[Data tied to figure images]
▬▬▬▬▬▬

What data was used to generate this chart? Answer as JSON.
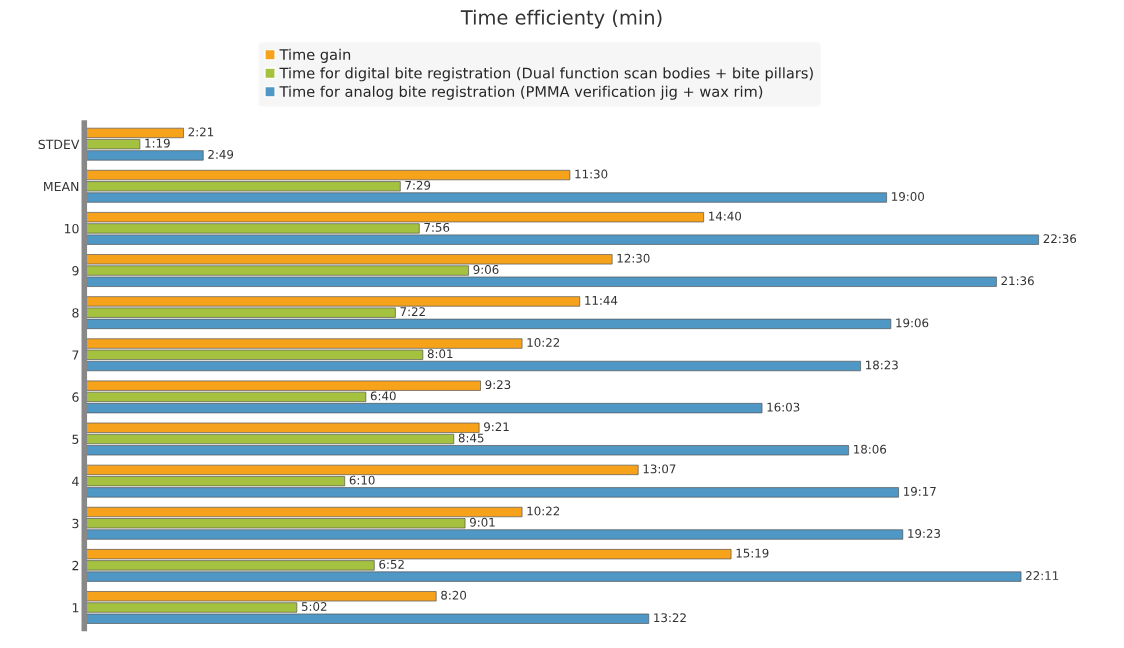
{
  "chart_data": {
    "type": "bar",
    "orientation": "horizontal",
    "title": "Time efficienty (min)",
    "categories": [
      "STDEV",
      "MEAN",
      "10",
      "9",
      "8",
      "7",
      "6",
      "5",
      "4",
      "3",
      "2",
      "1"
    ],
    "series": [
      {
        "name": "Time gain",
        "color": "#f7a21b",
        "values": [
          2.35,
          11.5,
          14.667,
          12.5,
          11.733,
          10.367,
          9.383,
          9.35,
          13.117,
          10.367,
          15.317,
          8.333
        ],
        "value_labels": [
          "2:21",
          "11:30",
          "14:40",
          "12:30",
          "11:44",
          "10:22",
          "9:23",
          "9:21",
          "13:07",
          "10:22",
          "15:19",
          "8:20"
        ]
      },
      {
        "name": "Time for digital bite registration (Dual function scan bodies + bite pillars)",
        "color": "#a4c13f",
        "values": [
          1.317,
          7.483,
          7.933,
          9.1,
          7.367,
          8.017,
          6.667,
          8.75,
          6.167,
          9.017,
          6.867,
          5.033
        ],
        "value_labels": [
          "1:19",
          "7:29",
          "7:56",
          "9:06",
          "7:22",
          "8:01",
          "6:40",
          "8:45",
          "6:10",
          "9:01",
          "6:52",
          "5:02"
        ]
      },
      {
        "name": "Time for analog bite registration (PMMA verification jig + wax rim)",
        "color": "#4f97c4",
        "values": [
          2.817,
          19.0,
          22.6,
          21.6,
          19.1,
          18.383,
          16.05,
          18.1,
          19.283,
          19.383,
          22.183,
          13.367
        ],
        "value_labels": [
          "2:49",
          "19:00",
          "22:36",
          "21:36",
          "19:06",
          "18:23",
          "16:03",
          "18:06",
          "19:17",
          "19:23",
          "22:11",
          "13:22"
        ]
      }
    ],
    "legend": "top",
    "grid": false
  }
}
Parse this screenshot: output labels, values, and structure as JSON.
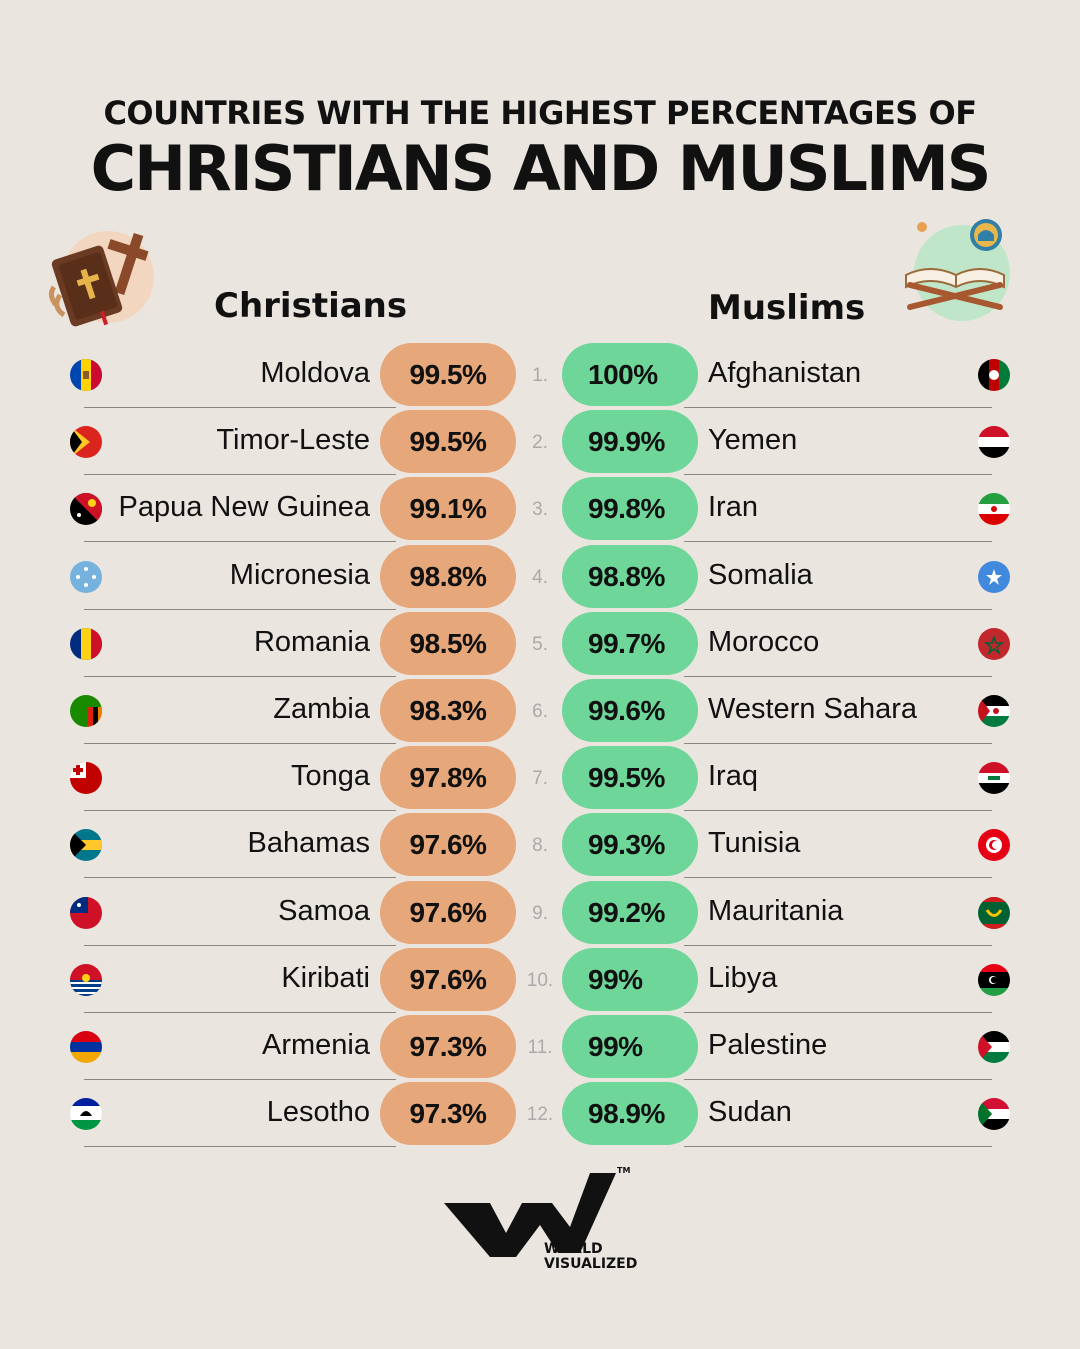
{
  "title_line1": "COUNTRIES WITH THE HIGHEST PERCENTAGES OF",
  "title_line2": "CHRISTIANS AND MUSLIMS",
  "chart_data": {
    "type": "table",
    "columns": [
      "Christians",
      "Muslims"
    ],
    "rows": [
      {
        "rank": "1.",
        "christian_country": "Moldova",
        "christian_pct": "99.5%",
        "muslim_pct": "100%",
        "muslim_country": "Afghanistan"
      },
      {
        "rank": "2.",
        "christian_country": "Timor-Leste",
        "christian_pct": "99.5%",
        "muslim_pct": "99.9%",
        "muslim_country": "Yemen"
      },
      {
        "rank": "3.",
        "christian_country": "Papua New Guinea",
        "christian_pct": "99.1%",
        "muslim_pct": "99.8%",
        "muslim_country": "Iran"
      },
      {
        "rank": "4.",
        "christian_country": "Micronesia",
        "christian_pct": "98.8%",
        "muslim_pct": "98.8%",
        "muslim_country": "Somalia"
      },
      {
        "rank": "5.",
        "christian_country": "Romania",
        "christian_pct": "98.5%",
        "muslim_pct": "99.7%",
        "muslim_country": "Morocco"
      },
      {
        "rank": "6.",
        "christian_country": "Zambia",
        "christian_pct": "98.3%",
        "muslim_pct": "99.6%",
        "muslim_country": "Western Sahara"
      },
      {
        "rank": "7.",
        "christian_country": "Tonga",
        "christian_pct": "97.8%",
        "muslim_pct": "99.5%",
        "muslim_country": "Iraq"
      },
      {
        "rank": "8.",
        "christian_country": "Bahamas",
        "christian_pct": "97.6%",
        "muslim_pct": "99.3%",
        "muslim_country": "Tunisia"
      },
      {
        "rank": "9.",
        "christian_country": "Samoa",
        "christian_pct": "97.6%",
        "muslim_pct": "99.2%",
        "muslim_country": "Mauritania"
      },
      {
        "rank": "10.",
        "christian_country": "Kiribati",
        "christian_pct": "97.6%",
        "muslim_pct": "99%",
        "muslim_country": "Libya"
      },
      {
        "rank": "11.",
        "christian_country": "Armenia",
        "christian_pct": "97.3%",
        "muslim_pct": "99%",
        "muslim_country": "Palestine"
      },
      {
        "rank": "12.",
        "christian_country": "Lesotho",
        "christian_pct": "97.3%",
        "muslim_pct": "98.9%",
        "muslim_country": "Sudan"
      }
    ]
  },
  "colors": {
    "background": "#ebe5df",
    "christian_pill": "#e6a77a",
    "muslim_pill": "#6fd69a"
  },
  "icons": {
    "christian": "bible-cross-icon",
    "muslim": "quran-mosque-icon"
  },
  "logo": {
    "line1": "WORLD",
    "line2": "VISUALIZED",
    "tm": "TM"
  }
}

▬▬▬▬▬▬

*The request*:
Extract every line from the records above that contains the word "Time".

*Response*:
    "title": "Time efficienty (min)",
        "name": "Time gain",
        "name": "Time for digital bite registration (Dual function scan bodies + bite pillars)",
        "name": "Time for analog bite registration (PMMA verification jig + wax rim)",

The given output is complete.